Texte source:
━━━━━━━━━━━━━━━━━━━━

Château de Blois : d’anciens captifs africains du XIXe siècle retrouvent leur identité et des descendants

Par Epoch Times avec AFP
14 octobre 2024 11:30 Mis à jour: 14 octobre 2024 12:14

« Témoignages exceptionnels » de l’histoire de l’esclavage, 53 bustes d’anciens captifs du XIXe siècle, qui dormaient depuis 80 ans dans les réserves du château royal de Blois, en France, ont pu retrouver leur identité grâce au travail d’une historienne.

Pour aboutir à ce résultat, Klara Boyer-Rossol a analysé pendant six ans les carnets de l’ethnographe Eugène Huet de Froberville et sa collection de bustes moulés en plâtre, qu’il a réalisés en 1846 sur d’anciens captifs déportés de l’Afrique orientale à l’île Maurice (Océan indien).

« J’ai pu recouper les informations qui apparaissent sur les bustes et ainsi identifier la quasi-totalité de la collection et des individus eux-mêmes », explique l’historienne à l’AFP.

L’historienne Klara Boyer-Rossol présente une partie de l’exposition « Visages d’ancêtres » au château de Blois, dans le centre de la France, le 25 septembre 2024. (Photo GUILLAUME SOUVANT/AFP via Getty Images)

Sur ceux qu’elle parvient à nommer, tous, dont une femme, étaient d’anciens captifs, déportés de l’Afrique orientale, principalement du Mozambique et de la Tanzanie actuels. La plupart ont été réduits en esclavage à l’île Maurice, entre les années 1810 et 1830, dans un contexte de traite illégale.

Une autre partie, les Lily, du nom du navire britannique qui les a sauvés en mer des griffes de marchands d’esclaves, ont été amenés par les Anglais après l’abolition de l’esclavage sur l’île Maurice en 1840 et considérés comme des « Africains libérés ».

Une photographie prise le 25 septembre 2024 montre un buste faisant partie de l’exposition « Visages d’ancêtres » au château de Blois. (Photo GUILLAUME SOUVANT/AFP via Getty Image)

La confection des masques en plâtre pouvait être « très douloureuse »

L’ethnographe abolitionniste Eugène Huet de Froberville  « a usé de diverses stratégies » pour convaincre les anciens esclaves à accepter de réaliser les masques.

D’autant que la confection des masques en plâtre pouvait être « très douloureuse », car elle entraînait l’arrachage de cils et de cheveux, sur lesquels était appliqué de l’huile pour limiter les blessures. Elle entravait potentiellement la respiration et devait donc durer très peu de temps. Parmi les bustes présentés dans le cadre de l’exposition « Visages d’ancêtres » dans une salle du château de Blois (centre de la France) jusqu’au 1er décembre, les visiteurs peuvent par exemple faire la rencontre de João, né vers 1810 dans le territoire des Nyungwe, dans l’actuel Mozambique, et vendu par sa propre famille.

━━━━━━━━━━━━━━━━━━━━

Jeu de données:

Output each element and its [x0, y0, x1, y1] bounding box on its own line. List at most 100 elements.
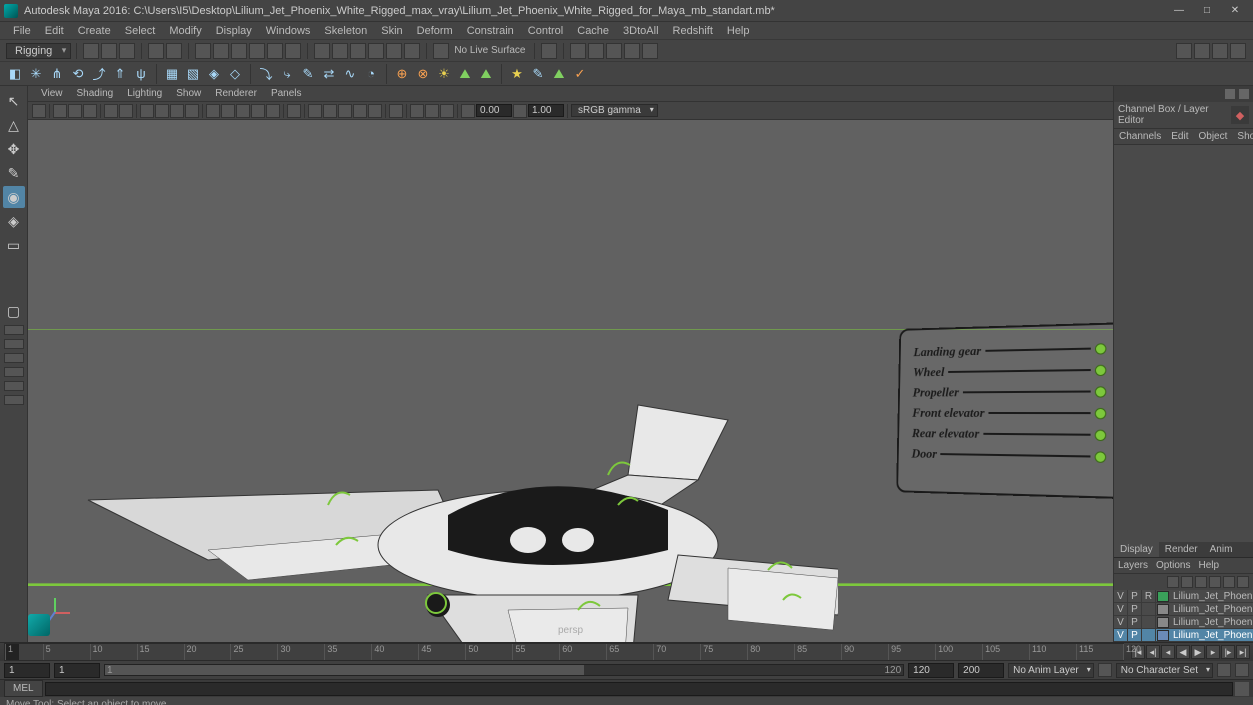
vt-bookmark-icon[interactable] — [68, 104, 82, 118]
layer-menu-options[interactable]: Options — [1156, 560, 1190, 571]
rotate-tool-icon[interactable]: ◉ — [3, 186, 25, 208]
menu-constrain[interactable]: Constrain — [460, 23, 521, 39]
menu-skin[interactable]: Skin — [374, 23, 409, 39]
layer-row[interactable]: VPLilium_Jet_Phoenix_Wh — [1114, 629, 1253, 642]
vt-xray-icon[interactable] — [308, 104, 322, 118]
menu-edit[interactable]: Edit — [38, 23, 71, 39]
layer-row[interactable]: VPLilium_Jet_Phoenix_Wh — [1114, 616, 1253, 629]
vt-image-plane-icon[interactable] — [83, 104, 97, 118]
shelf-menu-icon[interactable]: ◧ — [6, 65, 24, 83]
vt-hq-icon[interactable] — [389, 104, 403, 118]
move-tool-icon[interactable]: ✥ — [3, 138, 25, 160]
menu-redshift[interactable]: Redshift — [666, 23, 720, 39]
anim-layer-dropdown[interactable]: No Anim Layer — [1008, 663, 1094, 678]
view-menu-shading[interactable]: Shading — [70, 87, 121, 100]
joint-insert-icon[interactable]: ⋔ — [48, 65, 66, 83]
open-scene-icon[interactable] — [101, 43, 117, 59]
layout-preset-1[interactable] — [4, 325, 24, 335]
hik-icon[interactable]: ★ — [508, 65, 526, 83]
mirror-weights-icon[interactable]: ⇄ — [320, 65, 338, 83]
lasso-tool-icon[interactable]: △ — [3, 114, 25, 136]
menu-help[interactable]: Help — [720, 23, 757, 39]
step-back-key-button[interactable]: ◂| — [1146, 645, 1160, 659]
layer-ic-1[interactable] — [1167, 576, 1179, 588]
character-icon[interactable]: ⛰ — [550, 65, 568, 83]
snap-grid-icon[interactable] — [314, 43, 330, 59]
vt-clip-near-icon[interactable] — [461, 104, 475, 118]
constraint-orient-icon[interactable]: ☀ — [435, 65, 453, 83]
layer-ic-6[interactable] — [1237, 576, 1249, 588]
maya-home-icon[interactable] — [28, 614, 50, 636]
layer-row[interactable]: VPLilium_Jet_Phoenix_Wh — [1114, 603, 1253, 616]
layer-tab-anim[interactable]: Anim — [1204, 542, 1239, 557]
mirror-joint-icon[interactable]: ⟲ — [69, 65, 87, 83]
autokey-icon[interactable] — [1217, 663, 1231, 677]
layout-preset-2[interactable] — [4, 339, 24, 349]
range-out-field[interactable]: 200 — [958, 663, 1004, 678]
panel-layout-3-icon[interactable] — [1212, 43, 1228, 59]
rig-slider-propeller[interactable]: Propeller — [913, 383, 1107, 400]
render-frame-icon[interactable] — [570, 43, 586, 59]
snap-point-icon[interactable] — [350, 43, 366, 59]
menu-cache[interactable]: Cache — [570, 23, 616, 39]
vt-res-gate-icon[interactable] — [170, 104, 184, 118]
script-editor-icon[interactable] — [1235, 682, 1249, 696]
joint-tool-icon[interactable]: ✳ — [27, 65, 45, 83]
live-surface-icon[interactable] — [433, 43, 449, 59]
layout-preset-5[interactable] — [4, 381, 24, 391]
constraint-point-icon[interactable]: ⊗ — [414, 65, 432, 83]
history-on-icon[interactable] — [541, 43, 557, 59]
snap-curve-icon[interactable] — [332, 43, 348, 59]
axis-cube-icon[interactable]: ◆ — [1231, 106, 1249, 124]
close-button[interactable]: ✕ — [1221, 2, 1249, 20]
panel-layout-1-icon[interactable] — [1176, 43, 1192, 59]
save-scene-icon[interactable] — [119, 43, 135, 59]
view-menu-renderer[interactable]: Renderer — [208, 87, 264, 100]
menu-control[interactable]: Control — [521, 23, 570, 39]
layer-ic-5[interactable] — [1223, 576, 1235, 588]
select-mode-icon[interactable] — [195, 43, 211, 59]
layer-ic-3[interactable] — [1195, 576, 1207, 588]
channel-tab-show[interactable]: Show — [1232, 129, 1253, 144]
panel-collapse-icon[interactable] — [1225, 89, 1235, 99]
exposure-field[interactable]: 0.00 — [476, 104, 512, 117]
constraint-scale-icon[interactable]: ⛰ — [456, 65, 474, 83]
single-pane-icon[interactable]: ▢ — [3, 300, 25, 322]
step-fwd-button[interactable]: ▸ — [1206, 645, 1220, 659]
menu-skeleton[interactable]: Skeleton — [317, 23, 374, 39]
channel-tab-edit[interactable]: Edit — [1166, 129, 1193, 144]
vt-wireframe-icon[interactable] — [206, 104, 220, 118]
range-start-field[interactable]: 1 — [4, 663, 50, 678]
sel-mask-1-icon[interactable] — [249, 43, 265, 59]
new-scene-icon[interactable] — [83, 43, 99, 59]
prefs-icon[interactable] — [1235, 663, 1249, 677]
undo-icon[interactable] — [148, 43, 164, 59]
layer-ic-4[interactable] — [1209, 576, 1221, 588]
ik-handle-icon[interactable]: ⇑ — [111, 65, 129, 83]
step-fwd-key-button[interactable]: |▸ — [1221, 645, 1235, 659]
vt-film-gate-icon[interactable] — [155, 104, 169, 118]
vt-safe-action-icon[interactable] — [185, 104, 199, 118]
gamma-field[interactable]: 1.00 — [528, 104, 564, 117]
vt-camera-icon[interactable] — [53, 104, 67, 118]
step-back-button[interactable]: ◂ — [1161, 645, 1175, 659]
cluster2-icon[interactable]: ◇ — [226, 65, 244, 83]
menu-3dtoall[interactable]: 3DtoAll — [616, 23, 665, 39]
rig-slider-wheel[interactable]: Wheel — [913, 362, 1106, 381]
detach-skin-icon[interactable]: ⤷ — [278, 65, 296, 83]
constraint-parent-icon[interactable]: ⊕ — [393, 65, 411, 83]
range-in-field[interactable]: 1 — [54, 663, 100, 678]
vt-shaded-icon[interactable] — [221, 104, 235, 118]
blend-shape-icon[interactable]: ◔ — [362, 65, 380, 83]
vt-aa-icon[interactable] — [368, 104, 382, 118]
panel-layout-4-icon[interactable] — [1230, 43, 1246, 59]
ipr-render-icon[interactable] — [588, 43, 604, 59]
command-input[interactable] — [45, 682, 1233, 696]
sel-mask-3-icon[interactable] — [285, 43, 301, 59]
maximize-button[interactable]: □ — [1193, 2, 1221, 20]
snap-plane-icon[interactable] — [368, 43, 384, 59]
layer-tab-render[interactable]: Render — [1159, 542, 1204, 557]
rig-slider-door[interactable]: Door — [911, 446, 1106, 465]
minimize-button[interactable]: — — [1165, 2, 1193, 20]
orient-joint-icon[interactable]: ⤴ — [90, 65, 108, 83]
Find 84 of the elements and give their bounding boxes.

━━━━━━━━━━━━━━━━━━━━

Actions à réaliser:
A: Dans l’article sur les bustes du château de Blois, pendant combien de temps Klara Boyer-Rossol a-t-elle analysé les carnets d’Eugène Huet de Froberville ?
B: Indiquez si chacune des affirmations suivantes concorde avec l’article sur les bustes du château de Blois, en répondant par oui ou par non et en citant les mots décisifs du texte : (i) les bustes ont été moulés en 1846 ; (ii) l’esclavage a été aboli à l’île Maurice en 1830 ; (iii) l’exposition « Visages d’ancêtres » se tient jusqu’au 1er décembre.
C: Reprenez l’article sur les bustes du château de Blois à l’endroit où il s’arrête et poursuivez-en la rédaction.

Résultats de l’exercice:
A: Pendant six ans.

B:
(i) Oui : « qu’il a réalisés en 1846 ».
(ii) Non : « après l’abolition de l’esclavage sur l’île Maurice en 1840 ».
(iii) Oui : « jusqu’au 1er décembre ».

C:
Vendu à des marchands d’esclaves

« S’enfuyant de son pays natal attaqué par des envahisseurs Ngoni, João chercha refuge auprès d’un groupe voisin qui le vendit finalement à des marchands d’esclaves de Quelimane, un port de traite de la côte du Mozambique », précise l’exposition.

Avec près de 500 autres captifs, João fut embarqué en 1840 à bord du navire brésilien le José, intercepté par le croiseur anglais Le Lily et transféré à Maurice, où il reçut le nom Dieko du Lily, et fut engagé comme travailleur libre.

Photo GUILLAUME SOUVANT/AFP via Getty Images

« Nous sommes parvenus à redonner un bout d’histoire à ces bustes exceptionnels, dont une partie conserve des restes organiques dans le plâtre comme des cheveux ou des cils », se réjouit, émue, Mme Boyer-Rossol.

« C’est très émouvant de découvrir de quelle région provenaient nos ancêtres et remonter leur histoire »

Plus incroyable encore, des descendants de ces anciens captifs ont pu être retrouvés et continuent, des générations plus tard, à porter le nom des Lily. C’est par exemple le cas de Doris Lily, qui vit en métropole.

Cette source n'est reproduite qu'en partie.